▸ **Aim of the task**
Give back every line of the listing below that contains the string "axis".

::: Raw data

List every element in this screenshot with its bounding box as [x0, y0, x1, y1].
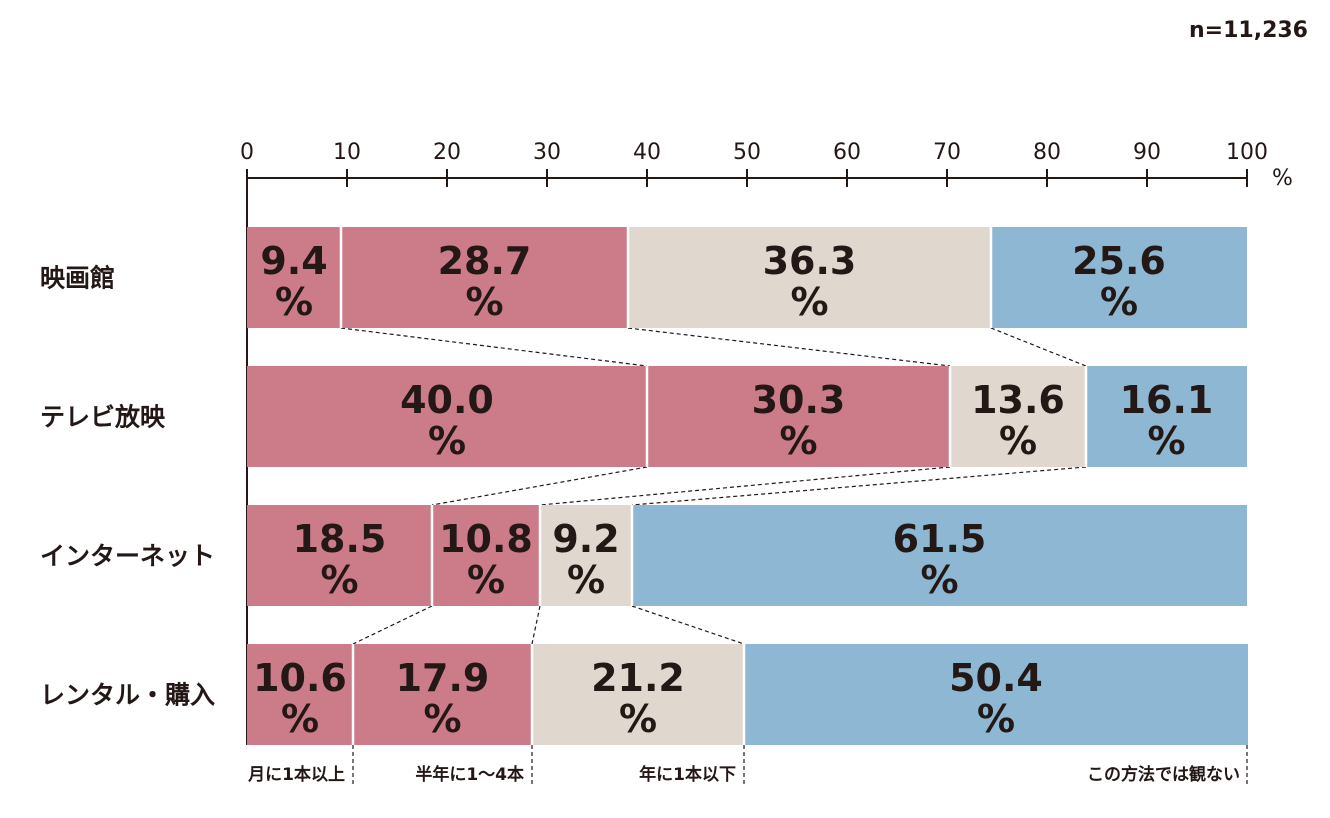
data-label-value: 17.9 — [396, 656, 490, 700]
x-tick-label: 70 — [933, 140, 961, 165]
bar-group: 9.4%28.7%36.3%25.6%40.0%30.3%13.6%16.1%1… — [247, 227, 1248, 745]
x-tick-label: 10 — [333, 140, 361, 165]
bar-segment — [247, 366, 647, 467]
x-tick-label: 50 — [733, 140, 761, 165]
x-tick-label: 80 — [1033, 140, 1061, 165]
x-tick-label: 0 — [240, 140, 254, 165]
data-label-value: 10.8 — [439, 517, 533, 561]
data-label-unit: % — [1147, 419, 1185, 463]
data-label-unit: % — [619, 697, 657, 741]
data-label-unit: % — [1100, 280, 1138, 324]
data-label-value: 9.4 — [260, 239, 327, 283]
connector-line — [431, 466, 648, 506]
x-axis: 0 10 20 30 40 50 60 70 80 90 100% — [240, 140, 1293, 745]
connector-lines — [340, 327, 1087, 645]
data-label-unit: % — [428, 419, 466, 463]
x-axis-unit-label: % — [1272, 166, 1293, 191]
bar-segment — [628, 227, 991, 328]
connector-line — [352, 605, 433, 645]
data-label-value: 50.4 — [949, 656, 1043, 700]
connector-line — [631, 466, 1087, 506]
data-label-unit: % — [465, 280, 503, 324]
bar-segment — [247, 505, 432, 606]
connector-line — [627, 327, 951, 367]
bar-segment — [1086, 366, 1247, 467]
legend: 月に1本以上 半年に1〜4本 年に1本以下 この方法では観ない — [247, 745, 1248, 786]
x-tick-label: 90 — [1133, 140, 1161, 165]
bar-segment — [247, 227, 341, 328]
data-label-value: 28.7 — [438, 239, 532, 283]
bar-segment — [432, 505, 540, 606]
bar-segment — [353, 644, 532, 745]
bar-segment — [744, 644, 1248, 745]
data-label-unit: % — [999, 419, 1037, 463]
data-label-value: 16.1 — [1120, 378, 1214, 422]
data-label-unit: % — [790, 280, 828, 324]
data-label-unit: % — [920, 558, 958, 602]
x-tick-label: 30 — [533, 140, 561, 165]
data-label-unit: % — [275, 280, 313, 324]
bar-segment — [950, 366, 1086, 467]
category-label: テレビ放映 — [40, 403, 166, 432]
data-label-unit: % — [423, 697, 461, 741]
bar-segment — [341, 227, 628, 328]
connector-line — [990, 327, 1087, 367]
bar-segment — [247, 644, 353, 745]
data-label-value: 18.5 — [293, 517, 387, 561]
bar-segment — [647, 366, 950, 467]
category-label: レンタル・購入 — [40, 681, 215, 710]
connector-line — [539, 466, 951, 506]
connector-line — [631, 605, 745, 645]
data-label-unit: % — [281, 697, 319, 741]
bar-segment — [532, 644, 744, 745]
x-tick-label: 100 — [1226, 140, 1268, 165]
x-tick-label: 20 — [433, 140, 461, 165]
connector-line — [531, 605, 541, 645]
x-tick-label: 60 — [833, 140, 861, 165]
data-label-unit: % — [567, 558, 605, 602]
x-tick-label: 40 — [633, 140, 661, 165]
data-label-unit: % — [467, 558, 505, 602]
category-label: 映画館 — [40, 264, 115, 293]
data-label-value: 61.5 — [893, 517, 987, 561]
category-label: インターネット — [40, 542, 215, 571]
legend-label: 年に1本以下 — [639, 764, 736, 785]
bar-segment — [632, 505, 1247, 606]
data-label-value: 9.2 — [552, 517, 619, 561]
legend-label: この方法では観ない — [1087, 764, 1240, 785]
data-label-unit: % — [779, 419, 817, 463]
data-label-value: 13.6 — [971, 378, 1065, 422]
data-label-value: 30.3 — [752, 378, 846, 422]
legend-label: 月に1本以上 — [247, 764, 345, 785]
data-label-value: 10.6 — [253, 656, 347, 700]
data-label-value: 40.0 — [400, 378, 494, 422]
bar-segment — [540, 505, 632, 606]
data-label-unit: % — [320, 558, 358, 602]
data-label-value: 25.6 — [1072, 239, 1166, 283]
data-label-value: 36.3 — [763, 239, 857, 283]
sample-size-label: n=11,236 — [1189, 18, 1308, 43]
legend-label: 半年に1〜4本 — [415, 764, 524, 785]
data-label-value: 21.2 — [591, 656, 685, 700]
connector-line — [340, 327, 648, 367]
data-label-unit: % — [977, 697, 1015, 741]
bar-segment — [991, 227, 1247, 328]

::::::

▸ **The answer**
x-axis: 0 10 20 30 40 50 60 70 80 90 100% — [240, 140, 1293, 745]
x-axis-unit-label: % — [1272, 166, 1293, 191]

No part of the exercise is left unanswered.